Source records
☆ ☆ ☆ ☆ ☆ ☆ ☆

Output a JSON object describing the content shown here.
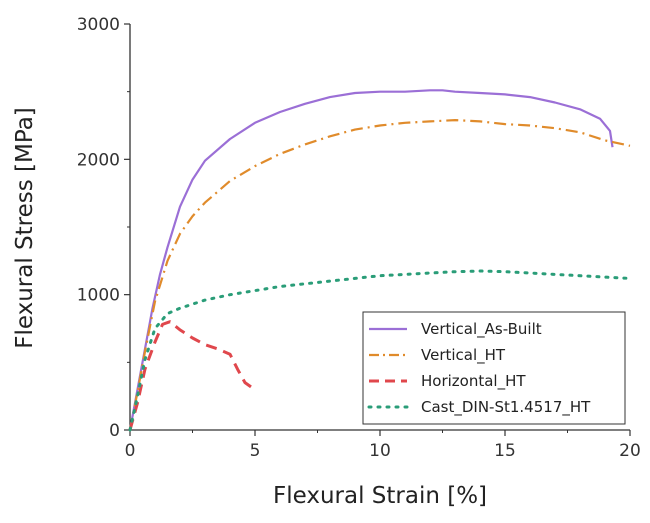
{
  "chart_data": {
    "type": "line",
    "xlabel": "Flexural Strain [%]",
    "ylabel": "Flexural Stress [MPa]",
    "xlim": [
      0,
      20
    ],
    "ylim": [
      0,
      3000
    ],
    "x_ticks": [
      "0",
      "5",
      "10",
      "15",
      "20"
    ],
    "y_ticks": [
      "0",
      "1000",
      "2000",
      "3000"
    ],
    "grid": false,
    "legend_position": "bottom-right",
    "series": [
      {
        "name": "Vertical_As-Built",
        "color": "#9b6fd6",
        "style": "solid",
        "points": [
          [
            0,
            0
          ],
          [
            0.3,
            300
          ],
          [
            0.6,
            600
          ],
          [
            0.9,
            900
          ],
          [
            1.2,
            1150
          ],
          [
            1.5,
            1350
          ],
          [
            2,
            1650
          ],
          [
            2.5,
            1850
          ],
          [
            3,
            1990
          ],
          [
            4,
            2150
          ],
          [
            5,
            2270
          ],
          [
            6,
            2350
          ],
          [
            7,
            2410
          ],
          [
            8,
            2460
          ],
          [
            9,
            2490
          ],
          [
            10,
            2500
          ],
          [
            11,
            2500
          ],
          [
            12,
            2510
          ],
          [
            12.5,
            2510
          ],
          [
            13,
            2500
          ],
          [
            14,
            2490
          ],
          [
            15,
            2480
          ],
          [
            16,
            2460
          ],
          [
            17,
            2420
          ],
          [
            18,
            2370
          ],
          [
            18.8,
            2300
          ],
          [
            19.2,
            2210
          ],
          [
            19.3,
            2090
          ]
        ]
      },
      {
        "name": "Vertical_HT",
        "color": "#e08b2b",
        "style": "dash-dot",
        "points": [
          [
            0,
            0
          ],
          [
            0.3,
            280
          ],
          [
            0.6,
            580
          ],
          [
            1,
            950
          ],
          [
            1.5,
            1250
          ],
          [
            2,
            1450
          ],
          [
            2.5,
            1580
          ],
          [
            3,
            1680
          ],
          [
            4,
            1840
          ],
          [
            5,
            1950
          ],
          [
            6,
            2040
          ],
          [
            7,
            2110
          ],
          [
            8,
            2170
          ],
          [
            9,
            2220
          ],
          [
            10,
            2250
          ],
          [
            11,
            2270
          ],
          [
            12,
            2280
          ],
          [
            13,
            2290
          ],
          [
            14,
            2280
          ],
          [
            15,
            2260
          ],
          [
            16,
            2250
          ],
          [
            17,
            2230
          ],
          [
            18,
            2200
          ],
          [
            19,
            2140
          ],
          [
            20,
            2100
          ]
        ]
      },
      {
        "name": "Horizontal_HT",
        "color": "#e0474c",
        "style": "dashed",
        "points": [
          [
            0,
            0
          ],
          [
            0.3,
            200
          ],
          [
            0.6,
            450
          ],
          [
            1,
            650
          ],
          [
            1.3,
            780
          ],
          [
            1.6,
            800
          ],
          [
            2,
            740
          ],
          [
            2.5,
            680
          ],
          [
            3,
            630
          ],
          [
            3.5,
            600
          ],
          [
            4,
            560
          ],
          [
            4.3,
            450
          ],
          [
            4.6,
            350
          ],
          [
            4.9,
            310
          ]
        ]
      },
      {
        "name": "Cast_DIN-St1.4517_HT",
        "color": "#2a9d78",
        "style": "dotted",
        "points": [
          [
            0,
            0
          ],
          [
            0.3,
            250
          ],
          [
            0.6,
            520
          ],
          [
            1,
            750
          ],
          [
            1.5,
            860
          ],
          [
            2,
            900
          ],
          [
            3,
            960
          ],
          [
            4,
            1000
          ],
          [
            5,
            1030
          ],
          [
            6,
            1060
          ],
          [
            7,
            1080
          ],
          [
            8,
            1100
          ],
          [
            9,
            1120
          ],
          [
            10,
            1140
          ],
          [
            11,
            1150
          ],
          [
            12,
            1160
          ],
          [
            13,
            1170
          ],
          [
            14,
            1175
          ],
          [
            15,
            1170
          ],
          [
            16,
            1160
          ],
          [
            17,
            1150
          ],
          [
            18,
            1140
          ],
          [
            19,
            1130
          ],
          [
            20,
            1120
          ]
        ]
      }
    ]
  }
}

☆ ☆ ☆ ☆ ☆ ☆ ☆

• _Task to carry out_:
Select every line of the material above holding the word "color" and copy it.

• _Response_:
        "color": "#9b6fd6",
        "color": "#e08b2b",
        "color": "#e0474c",
        "color": "#2a9d78",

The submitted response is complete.